======== SUPPLIED DATA ========
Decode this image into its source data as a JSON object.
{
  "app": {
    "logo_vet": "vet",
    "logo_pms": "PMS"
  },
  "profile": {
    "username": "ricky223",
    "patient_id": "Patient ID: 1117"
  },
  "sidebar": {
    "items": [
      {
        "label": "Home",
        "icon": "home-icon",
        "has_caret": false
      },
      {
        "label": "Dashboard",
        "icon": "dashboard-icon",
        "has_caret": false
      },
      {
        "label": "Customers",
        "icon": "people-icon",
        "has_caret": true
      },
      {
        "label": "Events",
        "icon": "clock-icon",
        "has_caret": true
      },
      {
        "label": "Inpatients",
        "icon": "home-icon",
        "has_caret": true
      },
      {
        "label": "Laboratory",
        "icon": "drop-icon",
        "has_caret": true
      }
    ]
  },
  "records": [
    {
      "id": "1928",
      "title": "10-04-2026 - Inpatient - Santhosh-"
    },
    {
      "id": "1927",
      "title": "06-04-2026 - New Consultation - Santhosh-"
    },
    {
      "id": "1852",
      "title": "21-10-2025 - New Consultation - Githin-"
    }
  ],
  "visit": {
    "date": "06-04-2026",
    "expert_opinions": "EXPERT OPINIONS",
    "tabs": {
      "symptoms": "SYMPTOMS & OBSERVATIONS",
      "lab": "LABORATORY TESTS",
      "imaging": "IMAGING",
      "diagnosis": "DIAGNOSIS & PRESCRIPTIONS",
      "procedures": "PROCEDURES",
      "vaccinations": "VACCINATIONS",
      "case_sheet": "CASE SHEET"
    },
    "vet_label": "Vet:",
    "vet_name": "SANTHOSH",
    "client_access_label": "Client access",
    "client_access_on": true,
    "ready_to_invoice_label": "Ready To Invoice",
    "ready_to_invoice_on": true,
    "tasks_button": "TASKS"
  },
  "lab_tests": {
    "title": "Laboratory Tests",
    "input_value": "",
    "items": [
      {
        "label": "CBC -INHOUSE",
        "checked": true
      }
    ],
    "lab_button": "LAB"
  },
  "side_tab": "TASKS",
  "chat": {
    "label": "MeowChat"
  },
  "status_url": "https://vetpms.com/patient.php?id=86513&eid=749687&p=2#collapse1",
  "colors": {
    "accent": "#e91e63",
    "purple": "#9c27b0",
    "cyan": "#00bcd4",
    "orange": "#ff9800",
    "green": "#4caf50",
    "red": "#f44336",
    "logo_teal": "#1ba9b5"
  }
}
========
# [ABOUT THIS TASK]
Retype the listing. Match it exactly.

# [EXPECTED ANSWER]
Decode this image into its source data as a JSON object.
{
  "app": {
    "logo_vet": "vet",
    "logo_pms": "PMS"
  },
  "profile": {
    "username": "ricky223",
    "patient_id": "Patient ID: 1117"
  },
  "sidebar": {
    "items": [
      {
        "label": "Home",
        "icon": "home-icon",
        "has_caret": false
      },
      {
        "label": "Dashboard",
        "icon": "dashboard-icon",
        "has_caret": false
      },
      {
        "label": "Customers",
        "icon": "people-icon",
        "has_caret": true
      },
      {
        "label": "Events",
        "icon": "clock-icon",
        "has_caret": true
      },
      {
        "label": "Inpatients",
        "icon": "home-icon",
        "has_caret": true
      },
      {
        "label": "Laboratory",
        "icon": "drop-icon",
        "has_caret": true
      }
    ]
  },
  "records": [
    {
      "id": "1928",
      "title": "10-04-2026 - Inpatient - Santhosh-"
    },
    {
      "id": "1927",
      "title": "06-04-2026 - New Consultation - Santhosh-"
    },
    {
      "id": "1852",
      "title": "21-10-2025 - New Consultation - Githin-"
    }
  ],
  "visit": {
    "date": "06-04-2026",
    "expert_opinions": "EXPERT OPINIONS",
    "tabs": {
      "symptoms": "SYMPTOMS & OBSERVATIONS",
      "lab": "LABORATORY TESTS",
      "imaging": "IMAGING",
      "diagnosis": "DIAGNOSIS & PRESCRIPTIONS",
      "procedures": "PROCEDURES",
      "vaccinations": "VACCINATIONS",
      "case_sheet": "CASE SHEET"
    },
    "vet_label": "Vet:",
    "vet_name": "SANTHOSH",
    "client_access_label": "Client access",
    "client_access_on": true,
    "ready_to_invoice_label": "Ready To Invoice",
    "ready_to_invoice_on": true,
    "tasks_button": "TASKS"
  },
  "lab_tests": {
    "title": "Laboratory Tests",
    "input_value": "",
    "items": [
      {
        "label": "CBC -INHOUSE",
        "checked": true
      }
    ],
    "lab_button": "LAB"
  },
  "side_tab": "TASKS",
  "chat": {
    "label": "MeowChat"
  },
  "status_url": "https://vetpms.com/patient.php?id=86513&eid=749687&p=2#collapse1",
  "colors": {
    "accent": "#e91e63",
    "purple": "#9c27b0",
    "cyan": "#00bcd4",
    "orange": "#ff9800",
    "green": "#4caf50",
    "red": "#f44336",
    "logo_teal": "#1ba9b5"
  }
}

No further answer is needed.